Top of Source passage

Here’s something I’ll never forget. It was just a couple of days before my nikkah (Islamic and legal marriage contract ceremony) and I sat in a comfortable salon chair, being transformed into a character from a Japanese horror movie.

Let’s rewind a bit, shall we? I enjoy applying makeup and think I have a pretty good idea of what looks good on me. The makeup artist I originally wanted wasn’t available the day of my nikkah. No biggie. I’d do it myself.

My mom and future MIL, however, insisted I get a professional. The salon I was going to for my hair had just hired a licensed MUA, so it must have been fated, right?

I agreed, but insisted on a trial first, being unfamiliar with this particular makeup artist and her work. So, two days before my nikkah, my mom, sister and I went to the salon. While I got my makeup trial, my mom and sister had their manicures done.

The minute I sat down in the chair, I asked the MUA – let’s call her Tina – if I could see her portfolio. Nonchalantly, she replied, “Oh, I don’t have one! I’m so busy I forget to take photos, and I’ve been meaning to make one online but haven’t gotten around to it yet.”

Okay. Red flag, but she seemed sweet and kept talking about all these commercials and stuff she’s done, and she was licensed, so she must have gone to cosmetology school at some point. I gave her a chance. I showed her a photo of the kind of look I wanted, something similar to this:

I made it very clear I wanted a pink smoky eye (my outfit was a baby pink) and she got to work mixing my foundation shade. It took her a good 5-10 minutes to do this, but that was fine – I’m South Asian, I’m used to taking some time to figure out my shade.

Bottom of Source passage
Top of Data listing

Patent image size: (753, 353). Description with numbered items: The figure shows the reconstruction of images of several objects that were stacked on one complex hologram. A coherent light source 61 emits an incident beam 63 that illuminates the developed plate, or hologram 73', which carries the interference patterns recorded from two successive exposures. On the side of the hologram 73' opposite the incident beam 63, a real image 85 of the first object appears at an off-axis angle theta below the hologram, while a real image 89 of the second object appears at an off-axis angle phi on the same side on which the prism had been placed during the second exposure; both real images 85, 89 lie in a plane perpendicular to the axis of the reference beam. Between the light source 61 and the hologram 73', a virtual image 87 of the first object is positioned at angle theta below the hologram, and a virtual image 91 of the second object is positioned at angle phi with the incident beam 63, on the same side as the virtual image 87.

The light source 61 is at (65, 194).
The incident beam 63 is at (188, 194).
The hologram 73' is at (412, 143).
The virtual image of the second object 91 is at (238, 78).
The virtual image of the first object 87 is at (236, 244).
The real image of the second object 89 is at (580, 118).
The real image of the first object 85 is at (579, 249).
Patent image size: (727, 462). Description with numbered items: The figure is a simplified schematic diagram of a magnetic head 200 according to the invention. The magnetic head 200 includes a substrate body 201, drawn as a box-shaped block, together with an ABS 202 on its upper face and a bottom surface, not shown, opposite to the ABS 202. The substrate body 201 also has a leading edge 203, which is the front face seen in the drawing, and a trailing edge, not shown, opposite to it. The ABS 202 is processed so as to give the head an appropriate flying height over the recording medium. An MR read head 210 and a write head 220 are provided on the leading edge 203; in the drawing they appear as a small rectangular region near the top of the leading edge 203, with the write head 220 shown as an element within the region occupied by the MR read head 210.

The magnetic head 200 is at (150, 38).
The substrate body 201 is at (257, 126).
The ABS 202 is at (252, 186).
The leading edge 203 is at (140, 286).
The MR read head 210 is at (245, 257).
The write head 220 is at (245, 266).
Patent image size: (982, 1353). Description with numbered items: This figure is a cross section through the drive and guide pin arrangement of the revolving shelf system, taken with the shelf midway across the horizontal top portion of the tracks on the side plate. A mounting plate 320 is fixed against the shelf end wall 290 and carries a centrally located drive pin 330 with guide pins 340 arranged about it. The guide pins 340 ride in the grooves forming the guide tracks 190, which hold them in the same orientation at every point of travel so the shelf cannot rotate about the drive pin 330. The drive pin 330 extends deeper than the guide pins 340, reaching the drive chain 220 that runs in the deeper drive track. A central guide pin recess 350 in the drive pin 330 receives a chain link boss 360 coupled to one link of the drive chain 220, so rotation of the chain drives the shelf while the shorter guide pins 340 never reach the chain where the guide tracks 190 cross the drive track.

Bottom of Data listing

Work order 1: Please retype the stretch of the makeup trial account from "I agreed, but" through "their manicures done.".
Work order 2: Name every relative of the narrator that the makeup trial account mentions.

Response box 1:
I agreed, but insisted on a trial first, being unfamiliar with this particular makeup artist and her work. So, two days before my nikkah, my mom, sister and I went to the salon. While I got my makeup trial, my mom and sister had their manicures done.

Response box 2:
- Mom
- Future MIL (mother-in-law)
- Sister